*Exercise aim:*
State how many lines in the entries below contain "Dignāga". Write nothing but the number.

*Given data:*
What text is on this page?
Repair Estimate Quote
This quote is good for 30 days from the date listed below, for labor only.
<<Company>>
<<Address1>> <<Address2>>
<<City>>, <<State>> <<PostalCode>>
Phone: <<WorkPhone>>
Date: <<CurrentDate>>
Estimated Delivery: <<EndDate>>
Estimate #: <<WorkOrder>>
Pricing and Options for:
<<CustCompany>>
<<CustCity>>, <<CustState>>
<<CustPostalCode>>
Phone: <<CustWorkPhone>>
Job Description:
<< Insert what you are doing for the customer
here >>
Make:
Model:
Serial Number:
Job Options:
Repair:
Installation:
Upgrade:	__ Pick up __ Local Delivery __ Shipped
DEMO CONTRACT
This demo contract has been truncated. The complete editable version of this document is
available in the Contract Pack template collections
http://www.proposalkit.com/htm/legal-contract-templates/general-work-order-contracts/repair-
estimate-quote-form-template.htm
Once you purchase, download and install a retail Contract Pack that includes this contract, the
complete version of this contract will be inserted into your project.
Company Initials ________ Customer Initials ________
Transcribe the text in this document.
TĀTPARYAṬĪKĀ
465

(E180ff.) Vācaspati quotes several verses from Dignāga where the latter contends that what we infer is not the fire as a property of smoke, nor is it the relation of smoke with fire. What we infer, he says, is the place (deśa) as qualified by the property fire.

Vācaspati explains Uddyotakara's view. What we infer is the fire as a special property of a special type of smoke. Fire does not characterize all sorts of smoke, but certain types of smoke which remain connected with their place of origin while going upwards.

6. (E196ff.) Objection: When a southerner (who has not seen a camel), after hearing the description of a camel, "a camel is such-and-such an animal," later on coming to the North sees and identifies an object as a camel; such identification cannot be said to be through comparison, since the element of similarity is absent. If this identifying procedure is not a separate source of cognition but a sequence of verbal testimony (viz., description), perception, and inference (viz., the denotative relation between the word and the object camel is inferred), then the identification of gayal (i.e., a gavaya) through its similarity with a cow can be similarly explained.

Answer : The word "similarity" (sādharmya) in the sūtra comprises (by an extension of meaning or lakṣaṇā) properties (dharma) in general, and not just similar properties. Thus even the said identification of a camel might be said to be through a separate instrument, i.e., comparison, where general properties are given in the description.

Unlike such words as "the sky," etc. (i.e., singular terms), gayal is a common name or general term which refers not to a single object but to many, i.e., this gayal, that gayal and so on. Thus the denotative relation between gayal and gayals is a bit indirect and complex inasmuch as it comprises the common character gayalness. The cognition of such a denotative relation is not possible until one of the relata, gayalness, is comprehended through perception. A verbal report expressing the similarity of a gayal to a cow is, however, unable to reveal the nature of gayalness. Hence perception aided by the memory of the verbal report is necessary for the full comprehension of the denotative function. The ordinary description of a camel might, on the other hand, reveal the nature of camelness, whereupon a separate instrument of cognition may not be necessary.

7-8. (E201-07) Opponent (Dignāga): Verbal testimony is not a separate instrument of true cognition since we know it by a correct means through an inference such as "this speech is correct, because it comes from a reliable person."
* * *
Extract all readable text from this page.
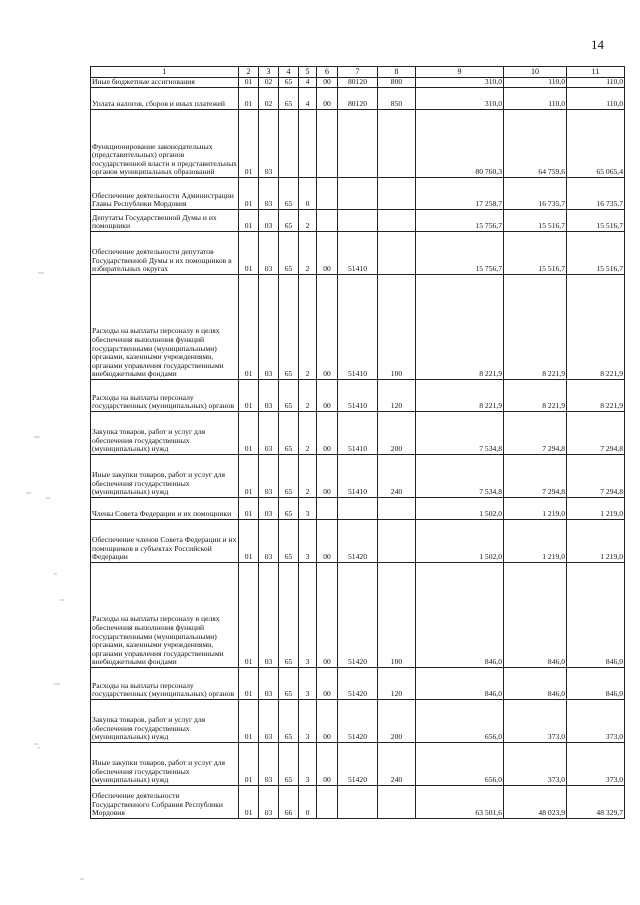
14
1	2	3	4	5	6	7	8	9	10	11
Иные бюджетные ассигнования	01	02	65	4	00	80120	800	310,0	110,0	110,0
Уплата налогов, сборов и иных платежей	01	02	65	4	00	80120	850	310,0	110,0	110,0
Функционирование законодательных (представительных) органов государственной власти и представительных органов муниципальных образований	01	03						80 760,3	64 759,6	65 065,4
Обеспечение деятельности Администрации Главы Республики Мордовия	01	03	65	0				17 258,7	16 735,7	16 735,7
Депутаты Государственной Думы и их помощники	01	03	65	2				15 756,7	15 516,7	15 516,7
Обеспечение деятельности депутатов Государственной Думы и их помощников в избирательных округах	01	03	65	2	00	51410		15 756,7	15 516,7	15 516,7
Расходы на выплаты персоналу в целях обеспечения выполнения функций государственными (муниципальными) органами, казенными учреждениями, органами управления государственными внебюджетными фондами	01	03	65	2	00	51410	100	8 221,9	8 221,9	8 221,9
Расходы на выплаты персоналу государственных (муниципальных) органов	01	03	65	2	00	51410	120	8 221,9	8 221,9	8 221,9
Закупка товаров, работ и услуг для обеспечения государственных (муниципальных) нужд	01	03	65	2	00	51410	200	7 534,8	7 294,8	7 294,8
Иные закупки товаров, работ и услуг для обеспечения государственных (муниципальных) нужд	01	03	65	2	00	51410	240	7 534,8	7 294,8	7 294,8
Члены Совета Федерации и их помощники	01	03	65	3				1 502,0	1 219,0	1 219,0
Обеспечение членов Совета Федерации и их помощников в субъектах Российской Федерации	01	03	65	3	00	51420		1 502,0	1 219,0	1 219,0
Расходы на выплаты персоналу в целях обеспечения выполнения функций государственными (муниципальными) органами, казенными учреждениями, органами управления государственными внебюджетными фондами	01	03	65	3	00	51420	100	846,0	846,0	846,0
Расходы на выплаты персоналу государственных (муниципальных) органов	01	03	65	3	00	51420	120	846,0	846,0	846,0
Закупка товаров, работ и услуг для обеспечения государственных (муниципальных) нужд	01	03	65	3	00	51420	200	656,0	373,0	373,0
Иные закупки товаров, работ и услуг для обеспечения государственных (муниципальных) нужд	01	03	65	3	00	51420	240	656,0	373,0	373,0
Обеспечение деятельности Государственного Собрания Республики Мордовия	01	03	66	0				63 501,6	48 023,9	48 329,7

*Output of the task:*
2